▼

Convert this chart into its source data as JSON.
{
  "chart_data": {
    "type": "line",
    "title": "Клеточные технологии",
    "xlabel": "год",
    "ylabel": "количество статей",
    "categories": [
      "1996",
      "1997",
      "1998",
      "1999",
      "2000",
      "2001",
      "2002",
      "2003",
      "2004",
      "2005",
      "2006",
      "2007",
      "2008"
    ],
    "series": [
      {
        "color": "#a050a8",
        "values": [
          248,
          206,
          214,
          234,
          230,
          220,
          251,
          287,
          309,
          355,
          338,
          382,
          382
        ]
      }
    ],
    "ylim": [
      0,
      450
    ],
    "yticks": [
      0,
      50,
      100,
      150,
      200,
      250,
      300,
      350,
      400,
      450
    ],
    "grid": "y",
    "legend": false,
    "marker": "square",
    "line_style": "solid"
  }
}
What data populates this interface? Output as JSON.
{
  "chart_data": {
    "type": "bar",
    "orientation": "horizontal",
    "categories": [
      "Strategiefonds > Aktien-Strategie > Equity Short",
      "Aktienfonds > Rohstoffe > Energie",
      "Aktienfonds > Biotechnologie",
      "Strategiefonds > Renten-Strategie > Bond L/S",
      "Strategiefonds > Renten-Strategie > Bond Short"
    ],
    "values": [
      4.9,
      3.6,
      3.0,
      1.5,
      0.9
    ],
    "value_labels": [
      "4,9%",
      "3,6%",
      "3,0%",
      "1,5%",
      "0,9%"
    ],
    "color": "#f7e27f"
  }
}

▲

Written exercise: Extract every record. Keep wording exact.

Output of the exercise:
Convert this chart into its source data as JSON.
{
  "chart_data": {
    "type": "line",
    "title": "Клеточные технологии",
    "xlabel": "год",
    "ylabel": "количество статей",
    "categories": [
      "1996",
      "1997",
      "1998",
      "1999",
      "2000",
      "2001",
      "2002",
      "2003",
      "2004",
      "2005",
      "2006",
      "2007",
      "2008"
    ],
    "series": [
      {
        "color": "#a050a8",
        "values": [
          248,
          206,
          214,
          234,
          230,
          220,
          251,
          287,
          309,
          355,
          338,
          382,
          382
        ]
      }
    ],
    "ylim": [
      0,
      450
    ],
    "yticks": [
      0,
      50,
      100,
      150,
      200,
      250,
      300,
      350,
      400,
      450
    ],
    "grid": "y",
    "legend": false,
    "marker": "square",
    "line_style": "solid"
  }
}
What data populates this interface? Output as JSON.
{
  "chart_data": {
    "type": "bar",
    "orientation": "horizontal",
    "categories": [
      "Strategiefonds > Aktien-Strategie > Equity Short",
      "Aktienfonds > Rohstoffe > Energie",
      "Aktienfonds > Biotechnologie",
      "Strategiefonds > Renten-Strategie > Bond L/S",
      "Strategiefonds > Renten-Strategie > Bond Short"
    ],
    "values": [
      4.9,
      3.6,
      3.0,
      1.5,
      0.9
    ],
    "value_labels": [
      "4,9%",
      "3,6%",
      "3,0%",
      "1,5%",
      "0,9%"
    ],
    "color": "#f7e27f"
  }
}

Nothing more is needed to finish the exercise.